WORK TO BE COMPLETED: List each line of the data in which the string "výplň" appears.

[Begin DATASET ROWS]

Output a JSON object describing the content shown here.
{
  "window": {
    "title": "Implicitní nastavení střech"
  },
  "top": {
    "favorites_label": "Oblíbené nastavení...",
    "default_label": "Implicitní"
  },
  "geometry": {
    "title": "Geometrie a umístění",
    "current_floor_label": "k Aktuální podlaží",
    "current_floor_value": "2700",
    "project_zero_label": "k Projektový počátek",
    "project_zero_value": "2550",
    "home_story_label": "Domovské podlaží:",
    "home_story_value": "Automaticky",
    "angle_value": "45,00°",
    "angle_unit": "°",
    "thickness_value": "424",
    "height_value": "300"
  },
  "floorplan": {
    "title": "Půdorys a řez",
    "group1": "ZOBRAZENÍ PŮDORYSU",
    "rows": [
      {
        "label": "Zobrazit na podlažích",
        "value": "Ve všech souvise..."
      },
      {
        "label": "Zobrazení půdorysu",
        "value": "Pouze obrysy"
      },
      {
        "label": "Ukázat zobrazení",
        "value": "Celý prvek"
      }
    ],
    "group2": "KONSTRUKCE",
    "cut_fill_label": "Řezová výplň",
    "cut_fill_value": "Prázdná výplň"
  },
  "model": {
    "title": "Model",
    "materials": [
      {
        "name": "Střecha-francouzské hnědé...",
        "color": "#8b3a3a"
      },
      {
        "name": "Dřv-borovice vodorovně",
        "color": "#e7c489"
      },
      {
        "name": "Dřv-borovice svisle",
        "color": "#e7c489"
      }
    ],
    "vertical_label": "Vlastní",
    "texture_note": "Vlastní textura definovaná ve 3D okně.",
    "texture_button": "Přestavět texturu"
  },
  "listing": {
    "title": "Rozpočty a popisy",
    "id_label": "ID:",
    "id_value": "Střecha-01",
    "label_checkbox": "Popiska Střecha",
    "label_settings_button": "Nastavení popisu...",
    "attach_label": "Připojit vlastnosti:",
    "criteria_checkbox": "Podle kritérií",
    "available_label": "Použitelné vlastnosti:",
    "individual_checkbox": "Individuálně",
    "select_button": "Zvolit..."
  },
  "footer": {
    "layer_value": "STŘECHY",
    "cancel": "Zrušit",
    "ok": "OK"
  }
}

[End DATASET ROWS]
[Begin DATASET ROWS]

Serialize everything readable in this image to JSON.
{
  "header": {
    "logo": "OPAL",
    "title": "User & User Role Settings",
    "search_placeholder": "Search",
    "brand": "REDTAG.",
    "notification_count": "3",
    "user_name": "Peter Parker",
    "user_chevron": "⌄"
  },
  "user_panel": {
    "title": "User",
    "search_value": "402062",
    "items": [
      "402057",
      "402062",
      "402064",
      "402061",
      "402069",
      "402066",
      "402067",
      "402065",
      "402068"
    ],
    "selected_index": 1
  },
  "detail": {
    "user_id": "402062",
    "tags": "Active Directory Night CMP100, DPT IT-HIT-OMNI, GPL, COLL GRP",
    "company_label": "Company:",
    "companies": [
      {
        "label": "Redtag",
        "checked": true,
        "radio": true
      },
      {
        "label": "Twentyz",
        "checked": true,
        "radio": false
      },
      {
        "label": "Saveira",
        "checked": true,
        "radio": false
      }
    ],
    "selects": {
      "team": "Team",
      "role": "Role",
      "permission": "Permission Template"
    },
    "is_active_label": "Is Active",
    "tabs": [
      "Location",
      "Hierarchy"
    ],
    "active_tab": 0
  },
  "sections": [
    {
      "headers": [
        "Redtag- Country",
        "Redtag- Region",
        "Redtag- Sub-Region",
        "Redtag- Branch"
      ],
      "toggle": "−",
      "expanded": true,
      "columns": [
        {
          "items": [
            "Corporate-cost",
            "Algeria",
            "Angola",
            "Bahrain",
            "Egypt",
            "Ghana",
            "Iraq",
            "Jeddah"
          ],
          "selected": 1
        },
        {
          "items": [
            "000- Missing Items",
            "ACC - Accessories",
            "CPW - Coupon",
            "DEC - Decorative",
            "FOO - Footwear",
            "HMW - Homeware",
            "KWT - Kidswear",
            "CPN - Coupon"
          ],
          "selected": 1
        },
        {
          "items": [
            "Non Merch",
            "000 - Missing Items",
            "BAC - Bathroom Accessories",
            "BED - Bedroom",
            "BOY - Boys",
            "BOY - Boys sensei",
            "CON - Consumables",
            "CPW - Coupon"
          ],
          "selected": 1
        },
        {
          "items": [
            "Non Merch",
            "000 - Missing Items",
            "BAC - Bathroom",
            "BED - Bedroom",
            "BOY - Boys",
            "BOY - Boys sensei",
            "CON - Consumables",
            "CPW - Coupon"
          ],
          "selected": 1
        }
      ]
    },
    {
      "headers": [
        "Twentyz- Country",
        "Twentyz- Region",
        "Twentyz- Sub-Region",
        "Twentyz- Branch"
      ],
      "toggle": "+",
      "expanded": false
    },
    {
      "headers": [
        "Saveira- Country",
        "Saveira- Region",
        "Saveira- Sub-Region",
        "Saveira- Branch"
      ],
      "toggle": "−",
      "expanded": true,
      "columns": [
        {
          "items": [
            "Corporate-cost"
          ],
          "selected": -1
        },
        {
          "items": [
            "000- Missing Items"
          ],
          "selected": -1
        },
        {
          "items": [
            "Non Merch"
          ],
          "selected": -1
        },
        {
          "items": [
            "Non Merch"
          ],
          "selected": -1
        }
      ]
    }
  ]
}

[End DATASET ROWS]

SOLUTION TO THE EXERCISE:
    "cut_fill_label": "Řezová výplň",
    "cut_fill_value": "Prázdná výplň"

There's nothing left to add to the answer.